EXERCISE AIM:
Transcribe the records that follow, preserving every word.

★ ★ ★ ★ ★

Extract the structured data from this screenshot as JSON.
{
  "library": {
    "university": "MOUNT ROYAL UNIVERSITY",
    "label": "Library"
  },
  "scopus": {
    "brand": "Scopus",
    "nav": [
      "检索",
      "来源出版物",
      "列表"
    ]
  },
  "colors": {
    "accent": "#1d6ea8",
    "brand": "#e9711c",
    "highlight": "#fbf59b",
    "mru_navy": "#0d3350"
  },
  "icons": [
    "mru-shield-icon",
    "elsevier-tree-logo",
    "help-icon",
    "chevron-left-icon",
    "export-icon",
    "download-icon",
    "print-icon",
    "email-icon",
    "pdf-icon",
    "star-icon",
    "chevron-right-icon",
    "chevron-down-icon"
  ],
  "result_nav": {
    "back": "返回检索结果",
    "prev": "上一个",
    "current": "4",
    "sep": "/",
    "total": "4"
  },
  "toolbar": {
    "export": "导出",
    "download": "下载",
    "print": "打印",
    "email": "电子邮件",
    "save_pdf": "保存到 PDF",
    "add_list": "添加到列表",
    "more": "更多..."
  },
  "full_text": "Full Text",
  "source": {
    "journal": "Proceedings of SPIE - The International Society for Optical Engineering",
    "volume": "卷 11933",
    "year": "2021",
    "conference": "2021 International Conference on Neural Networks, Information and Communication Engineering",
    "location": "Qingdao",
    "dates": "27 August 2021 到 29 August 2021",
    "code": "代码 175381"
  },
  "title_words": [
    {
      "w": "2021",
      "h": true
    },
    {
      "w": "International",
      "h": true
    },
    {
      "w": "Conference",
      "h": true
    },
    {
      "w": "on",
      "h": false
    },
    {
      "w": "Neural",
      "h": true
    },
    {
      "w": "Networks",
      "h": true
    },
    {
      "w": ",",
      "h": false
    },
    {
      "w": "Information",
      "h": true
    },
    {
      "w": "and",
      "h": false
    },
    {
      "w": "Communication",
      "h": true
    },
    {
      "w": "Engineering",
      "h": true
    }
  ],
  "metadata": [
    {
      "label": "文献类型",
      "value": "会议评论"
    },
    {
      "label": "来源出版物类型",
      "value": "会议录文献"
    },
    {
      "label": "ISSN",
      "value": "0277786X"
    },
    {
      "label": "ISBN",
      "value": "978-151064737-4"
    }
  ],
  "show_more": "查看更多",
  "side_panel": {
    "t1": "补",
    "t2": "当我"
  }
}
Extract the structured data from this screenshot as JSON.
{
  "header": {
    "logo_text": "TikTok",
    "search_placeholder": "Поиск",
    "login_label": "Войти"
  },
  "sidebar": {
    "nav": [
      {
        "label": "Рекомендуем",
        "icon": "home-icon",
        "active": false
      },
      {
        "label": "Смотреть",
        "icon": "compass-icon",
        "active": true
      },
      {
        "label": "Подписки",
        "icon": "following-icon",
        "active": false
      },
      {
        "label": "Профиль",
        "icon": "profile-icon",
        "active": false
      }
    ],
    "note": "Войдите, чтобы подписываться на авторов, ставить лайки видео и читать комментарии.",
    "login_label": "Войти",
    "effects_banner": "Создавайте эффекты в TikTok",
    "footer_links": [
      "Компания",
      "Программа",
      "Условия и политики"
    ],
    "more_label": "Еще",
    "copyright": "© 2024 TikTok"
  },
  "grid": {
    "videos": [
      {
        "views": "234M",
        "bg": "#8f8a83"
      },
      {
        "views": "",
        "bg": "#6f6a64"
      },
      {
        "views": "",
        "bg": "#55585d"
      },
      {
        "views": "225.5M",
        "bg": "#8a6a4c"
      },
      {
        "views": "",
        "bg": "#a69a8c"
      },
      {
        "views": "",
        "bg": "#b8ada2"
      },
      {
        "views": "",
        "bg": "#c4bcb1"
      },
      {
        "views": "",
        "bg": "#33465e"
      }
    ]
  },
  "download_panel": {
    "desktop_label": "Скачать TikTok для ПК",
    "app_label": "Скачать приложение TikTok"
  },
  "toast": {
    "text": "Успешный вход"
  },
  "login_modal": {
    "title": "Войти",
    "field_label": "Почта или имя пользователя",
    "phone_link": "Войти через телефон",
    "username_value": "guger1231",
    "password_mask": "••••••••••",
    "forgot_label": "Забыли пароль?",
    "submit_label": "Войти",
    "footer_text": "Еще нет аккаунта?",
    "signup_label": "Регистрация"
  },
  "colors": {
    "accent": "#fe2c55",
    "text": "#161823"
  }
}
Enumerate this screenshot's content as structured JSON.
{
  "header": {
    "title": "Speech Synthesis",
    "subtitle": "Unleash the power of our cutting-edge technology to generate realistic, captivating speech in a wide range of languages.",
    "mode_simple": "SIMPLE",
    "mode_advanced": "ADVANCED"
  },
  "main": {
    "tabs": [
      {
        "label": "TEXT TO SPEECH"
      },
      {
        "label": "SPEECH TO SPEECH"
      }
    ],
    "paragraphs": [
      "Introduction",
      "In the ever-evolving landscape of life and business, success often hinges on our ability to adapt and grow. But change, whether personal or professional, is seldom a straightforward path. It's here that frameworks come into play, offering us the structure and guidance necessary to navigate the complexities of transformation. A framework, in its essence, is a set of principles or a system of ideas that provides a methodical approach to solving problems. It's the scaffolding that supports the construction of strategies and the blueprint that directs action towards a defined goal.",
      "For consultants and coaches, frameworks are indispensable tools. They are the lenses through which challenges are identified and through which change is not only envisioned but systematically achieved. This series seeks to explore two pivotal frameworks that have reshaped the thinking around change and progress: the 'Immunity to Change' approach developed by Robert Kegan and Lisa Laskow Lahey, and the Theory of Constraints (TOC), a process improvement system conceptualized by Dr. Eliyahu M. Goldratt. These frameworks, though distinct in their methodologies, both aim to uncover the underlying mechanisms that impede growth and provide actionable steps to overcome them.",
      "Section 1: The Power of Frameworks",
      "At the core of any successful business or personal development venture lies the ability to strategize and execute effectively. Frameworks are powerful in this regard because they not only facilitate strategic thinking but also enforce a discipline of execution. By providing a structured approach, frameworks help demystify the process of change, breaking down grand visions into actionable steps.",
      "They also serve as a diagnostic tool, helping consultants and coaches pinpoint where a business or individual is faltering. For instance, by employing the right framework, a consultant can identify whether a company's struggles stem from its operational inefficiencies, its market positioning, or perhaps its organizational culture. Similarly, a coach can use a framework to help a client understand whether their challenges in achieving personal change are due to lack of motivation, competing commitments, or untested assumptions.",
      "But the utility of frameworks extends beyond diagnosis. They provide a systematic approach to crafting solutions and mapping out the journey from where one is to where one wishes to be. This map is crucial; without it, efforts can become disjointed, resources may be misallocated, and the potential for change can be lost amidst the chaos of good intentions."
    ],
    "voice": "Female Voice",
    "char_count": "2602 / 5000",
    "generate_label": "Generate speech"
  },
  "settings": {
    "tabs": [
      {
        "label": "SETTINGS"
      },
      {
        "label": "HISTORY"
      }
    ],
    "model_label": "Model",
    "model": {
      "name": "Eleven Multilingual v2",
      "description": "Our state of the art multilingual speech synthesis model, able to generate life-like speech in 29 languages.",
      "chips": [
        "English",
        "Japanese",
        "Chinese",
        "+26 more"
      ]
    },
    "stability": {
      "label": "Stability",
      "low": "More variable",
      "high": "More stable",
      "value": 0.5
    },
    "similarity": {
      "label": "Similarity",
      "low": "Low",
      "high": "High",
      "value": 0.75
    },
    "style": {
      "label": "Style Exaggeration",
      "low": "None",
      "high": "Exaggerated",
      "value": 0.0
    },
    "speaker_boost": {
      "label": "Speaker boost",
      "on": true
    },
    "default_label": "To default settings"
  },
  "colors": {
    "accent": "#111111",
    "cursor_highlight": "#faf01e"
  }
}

★ ★ ★ ★ ★

WRITTEN RESPONSE:
Extract the structured data from this screenshot as JSON.
{
  "library": {
    "university": "MOUNT ROYAL UNIVERSITY",
    "label": "Library"
  },
  "scopus": {
    "brand": "Scopus",
    "nav": [
      "检索",
      "来源出版物",
      "列表"
    ]
  },
  "colors": {
    "accent": "#1d6ea8",
    "brand": "#e9711c",
    "highlight": "#fbf59b",
    "mru_navy": "#0d3350"
  },
  "icons": [
    "mru-shield-icon",
    "elsevier-tree-logo",
    "help-icon",
    "chevron-left-icon",
    "export-icon",
    "download-icon",
    "print-icon",
    "email-icon",
    "pdf-icon",
    "star-icon",
    "chevron-right-icon",
    "chevron-down-icon"
  ],
  "result_nav": {
    "back": "返回检索结果",
    "prev": "上一个",
    "current": "4",
    "sep": "/",
    "total": "4"
  },
  "toolbar": {
    "export": "导出",
    "download": "下载",
    "print": "打印",
    "email": "电子邮件",
    "save_pdf": "保存到 PDF",
    "add_list": "添加到列表",
    "more": "更多..."
  },
  "full_text": "Full Text",
  "source": {
    "journal": "Proceedings of SPIE - The International Society for Optical Engineering",
    "volume": "卷 11933",
    "year": "2021",
    "conference": "2021 International Conference on Neural Networks, Information and Communication Engineering",
    "location": "Qingdao",
    "dates": "27 August 2021 到 29 August 2021",
    "code": "代码 175381"
  },
  "title_words": [
    {
      "w": "2021",
      "h": true
    },
    {
      "w": "International",
      "h": true
    },
    {
      "w": "Conference",
      "h": true
    },
    {
      "w": "on",
      "h": false
    },
    {
      "w": "Neural",
      "h": true
    },
    {
      "w": "Networks",
      "h": true
    },
    {
      "w": ",",
      "h": false
    },
    {
      "w": "Information",
      "h": true
    },
    {
      "w": "and",
      "h": false
    },
    {
      "w": "Communication",
      "h": true
    },
    {
      "w": "Engineering",
      "h": true
    }
  ],
  "metadata": [
    {
      "label": "文献类型",
      "value": "会议评论"
    },
    {
      "label": "来源出版物类型",
      "value": "会议录文献"
    },
    {
      "label": "ISSN",
      "value": "0277786X"
    },
    {
      "label": "ISBN",
      "value": "978-151064737-4"
    }
  ],
  "show_more": "查看更多",
  "side_panel": {
    "t1": "补",
    "t2": "当我"
  }
}
Extract the structured data from this screenshot as JSON.
{
  "header": {
    "logo_text": "TikTok",
    "search_placeholder": "Поиск",
    "login_label": "Войти"
  },
  "sidebar": {
    "nav": [
      {
        "label": "Рекомендуем",
        "icon": "home-icon",
        "active": false
      },
      {
        "label": "Смотреть",
        "icon": "compass-icon",
        "active": true
      },
      {
        "label": "Подписки",
        "icon": "following-icon",
        "active": false
      },
      {
        "label": "Профиль",
        "icon": "profile-icon",
        "active": false
      }
    ],
    "note": "Войдите, чтобы подписываться на авторов, ставить лайки видео и читать комментарии.",
    "login_label": "Войти",
    "effects_banner": "Создавайте эффекты в TikTok",
    "footer_links": [
      "Компания",
      "Программа",
      "Условия и политики"
    ],
    "more_label": "Еще",
    "copyright": "© 2024 TikTok"
  },
  "grid": {
    "videos": [
      {
        "views": "234M",
        "bg": "#8f8a83"
      },
      {
        "views": "",
        "bg": "#6f6a64"
      },
      {
        "views": "",
        "bg": "#55585d"
      },
      {
        "views": "225.5M",
        "bg": "#8a6a4c"
      },
      {
        "views": "",
        "bg": "#a69a8c"
      },
      {
        "views": "",
        "bg": "#b8ada2"
      },
      {
        "views": "",
        "bg": "#c4bcb1"
      },
      {
        "views": "",
        "bg": "#33465e"
      }
    ]
  },
  "download_panel": {
    "desktop_label": "Скачать TikTok для ПК",
    "app_label": "Скачать приложение TikTok"
  },
  "toast": {
    "text": "Успешный вход"
  },
  "login_modal": {
    "title": "Войти",
    "field_label": "Почта или имя пользователя",
    "phone_link": "Войти через телефон",
    "username_value": "guger1231",
    "password_mask": "••••••••••",
    "forgot_label": "Забыли пароль?",
    "submit_label": "Войти",
    "footer_text": "Еще нет аккаунта?",
    "signup_label": "Регистрация"
  },
  "colors": {
    "accent": "#fe2c55",
    "text": "#161823"
  }
}
Enumerate this screenshot's content as structured JSON.
{
  "header": {
    "title": "Speech Synthesis",
    "subtitle": "Unleash the power of our cutting-edge technology to generate realistic, captivating speech in a wide range of languages.",
    "mode_simple": "SIMPLE",
    "mode_advanced": "ADVANCED"
  },
  "main": {
    "tabs": [
      {
        "label": "TEXT TO SPEECH"
      },
      {
        "label": "SPEECH TO SPEECH"
      }
    ],
    "paragraphs": [
      "Introduction",
      "In the ever-evolving landscape of life and business, success often hinges on our ability to adapt and grow. But change, whether personal or professional, is seldom a straightforward path. It's here that frameworks come into play, offering us the structure and guidance necessary to navigate the complexities of transformation. A framework, in its essence, is a set of principles or a system of ideas that provides a methodical approach to solving problems. It's the scaffolding that supports the construction of strategies and the blueprint that directs action towards a defined goal.",
      "For consultants and coaches, frameworks are indispensable tools. They are the lenses through which challenges are identified and through which change is not only envisioned but systematically achieved. This series seeks to explore two pivotal frameworks that have reshaped the thinking around change and progress: the 'Immunity to Change' approach developed by Robert Kegan and Lisa Laskow Lahey, and the Theory of Constraints (TOC), a process improvement system conceptualized by Dr. Eliyahu M. Goldratt. These frameworks, though distinct in their methodologies, both aim to uncover the underlying mechanisms that impede growth and provide actionable steps to overcome them.",
      "Section 1: The Power of Frameworks",
      "At the core of any successful business or personal development venture lies the ability to strategize and execute effectively. Frameworks are powerful in this regard because they not only facilitate strategic thinking but also enforce a discipline of execution. By providing a structured approach, frameworks help demystify the process of change, breaking down grand visions into actionable steps.",
      "They also serve as a diagnostic tool, helping consultants and coaches pinpoint where a business or individual is faltering. For instance, by employing the right framework, a consultant can identify whether a company's struggles stem from its operational inefficiencies, its market positioning, or perhaps its organizational culture. Similarly, a coach can use a framework to help a client understand whether their challenges in achieving personal change are due to lack of motivation, competing commitments, or untested assumptions.",
      "But the utility of frameworks extends beyond diagnosis. They provide a systematic approach to crafting solutions and mapping out the journey from where one is to where one wishes to be. This map is crucial; without it, efforts can become disjointed, resources may be misallocated, and the potential for change can be lost amidst the chaos of good intentions."
    ],
    "voice": "Female Voice",
    "char_count": "2602 / 5000",
    "generate_label": "Generate speech"
  },
  "settings": {
    "tabs": [
      {
        "label": "SETTINGS"
      },
      {
        "label": "HISTORY"
      }
    ],
    "model_label": "Model",
    "model": {
      "name": "Eleven Multilingual v2",
      "description": "Our state of the art multilingual speech synthesis model, able to generate life-like speech in 29 languages.",
      "chips": [
        "English",
        "Japanese",
        "Chinese",
        "+26 more"
      ]
    },
    "stability": {
      "label": "Stability",
      "low": "More variable",
      "high": "More stable",
      "value": 0.5
    },
    "similarity": {
      "label": "Similarity",
      "low": "Low",
      "high": "High",
      "value": 0.75
    },
    "style": {
      "label": "Style Exaggeration",
      "low": "None",
      "high": "Exaggerated",
      "value": 0.0
    },
    "speaker_boost": {
      "label": "Speaker boost",
      "on": true
    },
    "default_label": "To default settings"
  },
  "colors": {
    "accent": "#111111",
    "cursor_highlight": "#faf01e"
  }
}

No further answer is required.